* Goal of the exercise
According to the passage about community outreach, which firm does the organization work with to find apprenticeships or internships?

Excerpted passage Block Start

A few of the 20 communities that have been selected include Kokomo, Gary, Rushville, Greencastle and Huntington.

“We want to impact big cities and small towns,” Qualls explained. “We measured the impact that we can make and where they are economically. As part of our Indiana-wide initiative, we are also talking with co-working spaces throughout the state such as zWORKS in Zionsville and Launch Fishers. We want to promote, as part of our outreach, these co-working spaces because that’s where the next companies are going to come out of. That’s where our students are going to get hired.

“The best thing that we can do is to go into the communities and be a part of the solution that brings and builds mentors. We have forgotten how to be mentors and how to be a mentoree. The apprenticeship program that we used to have has been broken in the U.S society, but it is coming back big time in Europe. We work with Eleven Fifty Consulting and others to find apprenticeships or internships. The best thing that we can do is get students involved early and in programs where they can interact with others.

“We want to scale things online, but we are passionate about impacting locally. There are so many things that you can do online, but at some point, you are going to get stuck. Having that mentor or community that you can reach into and ask for help to bring the context and alignment to what you’re trying to do is the stuff you can’t put on the web.”

Excerpted passage Block End
Provided material Block Start

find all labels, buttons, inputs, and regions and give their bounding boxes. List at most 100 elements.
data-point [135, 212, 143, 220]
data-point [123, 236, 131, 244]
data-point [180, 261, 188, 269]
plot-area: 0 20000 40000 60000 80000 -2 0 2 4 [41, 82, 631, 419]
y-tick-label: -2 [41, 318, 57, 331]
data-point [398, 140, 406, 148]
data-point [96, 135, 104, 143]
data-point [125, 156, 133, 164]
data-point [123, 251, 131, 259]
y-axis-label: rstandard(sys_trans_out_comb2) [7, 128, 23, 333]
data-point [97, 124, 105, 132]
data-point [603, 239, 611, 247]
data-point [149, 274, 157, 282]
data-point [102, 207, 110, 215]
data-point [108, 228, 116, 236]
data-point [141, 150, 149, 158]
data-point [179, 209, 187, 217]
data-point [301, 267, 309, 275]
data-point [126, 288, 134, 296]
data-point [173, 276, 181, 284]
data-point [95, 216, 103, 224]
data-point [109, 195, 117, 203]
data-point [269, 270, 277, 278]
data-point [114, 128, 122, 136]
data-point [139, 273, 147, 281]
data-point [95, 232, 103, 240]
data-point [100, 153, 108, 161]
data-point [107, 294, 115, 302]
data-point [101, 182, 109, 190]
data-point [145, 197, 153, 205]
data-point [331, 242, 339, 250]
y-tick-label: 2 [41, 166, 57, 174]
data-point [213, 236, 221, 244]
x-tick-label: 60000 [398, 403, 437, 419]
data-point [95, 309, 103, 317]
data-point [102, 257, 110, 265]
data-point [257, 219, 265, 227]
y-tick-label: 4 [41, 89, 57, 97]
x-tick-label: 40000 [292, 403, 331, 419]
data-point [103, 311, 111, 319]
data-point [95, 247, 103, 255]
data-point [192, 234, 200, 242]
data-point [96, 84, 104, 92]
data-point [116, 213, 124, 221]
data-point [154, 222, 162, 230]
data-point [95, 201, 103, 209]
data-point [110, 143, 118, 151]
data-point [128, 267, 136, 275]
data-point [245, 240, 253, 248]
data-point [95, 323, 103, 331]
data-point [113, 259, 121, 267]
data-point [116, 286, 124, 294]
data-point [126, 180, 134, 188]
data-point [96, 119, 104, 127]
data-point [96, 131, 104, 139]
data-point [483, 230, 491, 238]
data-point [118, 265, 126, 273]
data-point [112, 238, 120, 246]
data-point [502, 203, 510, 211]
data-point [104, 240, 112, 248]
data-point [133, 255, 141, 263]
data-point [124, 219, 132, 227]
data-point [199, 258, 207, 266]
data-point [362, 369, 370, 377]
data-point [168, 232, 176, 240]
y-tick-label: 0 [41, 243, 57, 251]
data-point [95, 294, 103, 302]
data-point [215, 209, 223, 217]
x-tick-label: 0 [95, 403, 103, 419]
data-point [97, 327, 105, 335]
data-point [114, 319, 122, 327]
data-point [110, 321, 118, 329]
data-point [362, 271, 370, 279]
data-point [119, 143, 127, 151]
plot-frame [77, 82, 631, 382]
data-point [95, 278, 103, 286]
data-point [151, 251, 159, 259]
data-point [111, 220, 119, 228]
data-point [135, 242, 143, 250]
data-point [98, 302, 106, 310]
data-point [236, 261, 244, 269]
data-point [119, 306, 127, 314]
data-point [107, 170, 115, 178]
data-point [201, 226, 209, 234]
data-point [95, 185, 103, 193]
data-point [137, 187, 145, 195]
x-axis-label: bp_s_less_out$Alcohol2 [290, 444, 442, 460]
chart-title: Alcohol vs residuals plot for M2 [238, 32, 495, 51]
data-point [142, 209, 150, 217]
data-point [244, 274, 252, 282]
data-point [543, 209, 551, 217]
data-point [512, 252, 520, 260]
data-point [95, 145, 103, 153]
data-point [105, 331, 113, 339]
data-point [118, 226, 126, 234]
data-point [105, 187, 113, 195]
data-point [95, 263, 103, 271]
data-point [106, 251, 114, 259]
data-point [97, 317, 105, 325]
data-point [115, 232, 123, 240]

Provided material Block End

* Response to the exercise
Eleven Fifty Consulting